→ INSTRUCTION
Transcribe the records below exactly as they appear.
+ + + + +
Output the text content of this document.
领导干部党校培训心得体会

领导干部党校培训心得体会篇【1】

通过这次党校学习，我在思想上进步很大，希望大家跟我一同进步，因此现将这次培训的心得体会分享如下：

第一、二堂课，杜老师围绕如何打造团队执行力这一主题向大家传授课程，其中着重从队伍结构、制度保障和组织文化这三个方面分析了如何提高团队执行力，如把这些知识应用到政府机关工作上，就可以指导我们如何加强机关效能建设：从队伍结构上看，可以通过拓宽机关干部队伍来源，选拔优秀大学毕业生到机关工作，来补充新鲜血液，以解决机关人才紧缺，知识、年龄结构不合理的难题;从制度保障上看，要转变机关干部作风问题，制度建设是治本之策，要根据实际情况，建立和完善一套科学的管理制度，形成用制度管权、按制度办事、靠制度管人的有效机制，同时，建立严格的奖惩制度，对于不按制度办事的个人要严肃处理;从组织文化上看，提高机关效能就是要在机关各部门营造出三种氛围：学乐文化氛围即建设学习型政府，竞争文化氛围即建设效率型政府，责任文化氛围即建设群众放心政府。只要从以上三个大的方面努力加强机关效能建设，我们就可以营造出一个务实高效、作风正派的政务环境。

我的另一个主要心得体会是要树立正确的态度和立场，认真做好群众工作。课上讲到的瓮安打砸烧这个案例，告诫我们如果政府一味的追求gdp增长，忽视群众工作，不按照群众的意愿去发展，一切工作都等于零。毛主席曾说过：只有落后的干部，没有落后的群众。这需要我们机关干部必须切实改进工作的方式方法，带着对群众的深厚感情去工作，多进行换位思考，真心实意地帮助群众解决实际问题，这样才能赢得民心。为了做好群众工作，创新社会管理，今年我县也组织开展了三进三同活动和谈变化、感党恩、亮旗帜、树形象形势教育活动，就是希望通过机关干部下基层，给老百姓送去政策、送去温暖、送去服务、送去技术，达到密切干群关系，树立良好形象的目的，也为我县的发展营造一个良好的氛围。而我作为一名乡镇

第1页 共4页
+ + + + +
→ REPLY
Output the text content of this document.
领导干部党校培训心得体会

领导干部党校培训心得体会篇【1】

通过这次党校学习，我在思想上进步很大，希望大家跟我一同进步，因此现将这次培训的心得体会分享如下：

第一、二堂课，杜老师围绕如何打造团队执行力这一主题向大家传授课程，其中着重从队伍结构、制度保障和组织文化这三个方面分析了如何提高团队执行力，如把这些知识应用到政府机关工作上，就可以指导我们如何加强机关效能建设：从队伍结构上看，可以通过拓宽机关干部队伍来源，选拔优秀大学毕业生到机关工作，来补充新鲜血液，以解决机关人才紧缺，知识、年龄结构不合理的难题;从制度保障上看，要转变机关干部作风问题，制度建设是治本之策，要根据实际情况，建立和完善一套科学的管理制度，形成用制度管权、按制度办事、靠制度管人的有效机制，同时，建立严格的奖惩制度，对于不按制度办事的个人要严肃处理;从组织文化上看，提高机关效能就是要在机关各部门营造出三种氛围：学乐文化氛围即建设学习型政府，竞争文化氛围即建设效率型政府，责任文化氛围即建设群众放心政府。只要从以上三个大的方面努力加强机关效能建设，我们就可以营造出一个务实高效、作风正派的政务环境。

我的另一个主要心得体会是要树立正确的态度和立场，认真做好群众工作。课上讲到的瓮安打砸烧这个案例，告诫我们如果政府一味的追求gdp增长，忽视群众工作，不按照群众的意愿去发展，一切工作都等于零。毛主席曾说过：只有落后的干部，没有落后的群众。这需要我们机关干部必须切实改进工作的方式方法，带着对群众的深厚感情去工作，多进行换位思考，真心实意地帮助群众解决实际问题，这样才能赢得民心。为了做好群众工作，创新社会管理，今年我县也组织开展了三进三同活动和谈变化、感党恩、亮旗帜、树形象形势教育活动，就是希望通过机关干部下基层，给老百姓送去政策、送去温暖、送去服务、送去技术，达到密切干群关系，树立良好形象的目的，也为我县的发展营造一个良好的氛围。而我作为一名乡镇

第1页 共4页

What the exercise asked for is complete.